— Start —

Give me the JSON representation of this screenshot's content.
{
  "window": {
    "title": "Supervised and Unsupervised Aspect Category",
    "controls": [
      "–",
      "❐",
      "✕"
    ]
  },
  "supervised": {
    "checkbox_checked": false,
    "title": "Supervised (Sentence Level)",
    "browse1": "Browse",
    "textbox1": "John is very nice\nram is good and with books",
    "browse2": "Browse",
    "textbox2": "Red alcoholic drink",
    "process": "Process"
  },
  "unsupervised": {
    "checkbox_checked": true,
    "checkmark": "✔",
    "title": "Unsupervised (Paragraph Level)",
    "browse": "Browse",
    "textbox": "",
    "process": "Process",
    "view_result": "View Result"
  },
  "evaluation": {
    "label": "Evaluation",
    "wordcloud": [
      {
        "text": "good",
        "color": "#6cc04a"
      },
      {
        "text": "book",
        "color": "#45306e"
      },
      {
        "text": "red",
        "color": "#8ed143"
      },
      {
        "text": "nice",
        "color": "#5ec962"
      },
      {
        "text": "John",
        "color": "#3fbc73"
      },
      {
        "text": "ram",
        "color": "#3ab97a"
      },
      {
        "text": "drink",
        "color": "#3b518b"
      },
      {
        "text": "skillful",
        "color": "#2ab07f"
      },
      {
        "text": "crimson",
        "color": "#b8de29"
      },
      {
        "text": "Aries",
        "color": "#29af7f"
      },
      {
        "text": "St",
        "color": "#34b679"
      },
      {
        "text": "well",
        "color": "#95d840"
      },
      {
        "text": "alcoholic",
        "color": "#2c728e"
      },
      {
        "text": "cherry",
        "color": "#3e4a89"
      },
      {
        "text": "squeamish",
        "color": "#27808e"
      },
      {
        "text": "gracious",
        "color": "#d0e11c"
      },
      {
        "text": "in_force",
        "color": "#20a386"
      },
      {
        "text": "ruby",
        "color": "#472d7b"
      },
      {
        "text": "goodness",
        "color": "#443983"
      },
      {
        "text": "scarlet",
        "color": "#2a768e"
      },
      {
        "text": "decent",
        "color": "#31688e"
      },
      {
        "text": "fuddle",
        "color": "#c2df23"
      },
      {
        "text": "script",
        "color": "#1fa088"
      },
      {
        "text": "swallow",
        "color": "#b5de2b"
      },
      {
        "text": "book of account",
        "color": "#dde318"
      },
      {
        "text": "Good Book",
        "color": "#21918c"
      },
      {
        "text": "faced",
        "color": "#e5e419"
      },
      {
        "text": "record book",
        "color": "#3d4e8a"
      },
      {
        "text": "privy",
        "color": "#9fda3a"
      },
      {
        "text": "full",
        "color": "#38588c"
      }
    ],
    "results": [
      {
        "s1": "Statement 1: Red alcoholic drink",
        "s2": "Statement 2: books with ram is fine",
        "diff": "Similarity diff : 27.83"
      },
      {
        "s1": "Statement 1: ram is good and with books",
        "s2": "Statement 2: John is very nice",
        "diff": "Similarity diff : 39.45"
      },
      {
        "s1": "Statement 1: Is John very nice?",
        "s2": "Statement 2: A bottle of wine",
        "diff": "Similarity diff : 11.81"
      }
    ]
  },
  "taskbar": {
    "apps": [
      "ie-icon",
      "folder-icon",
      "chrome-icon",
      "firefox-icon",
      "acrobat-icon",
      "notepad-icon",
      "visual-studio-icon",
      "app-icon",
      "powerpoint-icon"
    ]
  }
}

— End —

## Problem to work on
Go through the listing above and pull out each line containing the word "title".

## Written response
    "title": "Supervised and Unsupervised Aspect Category",
    "title": "Supervised (Sentence Level)",
    "title": "Unsupervised (Paragraph Level)",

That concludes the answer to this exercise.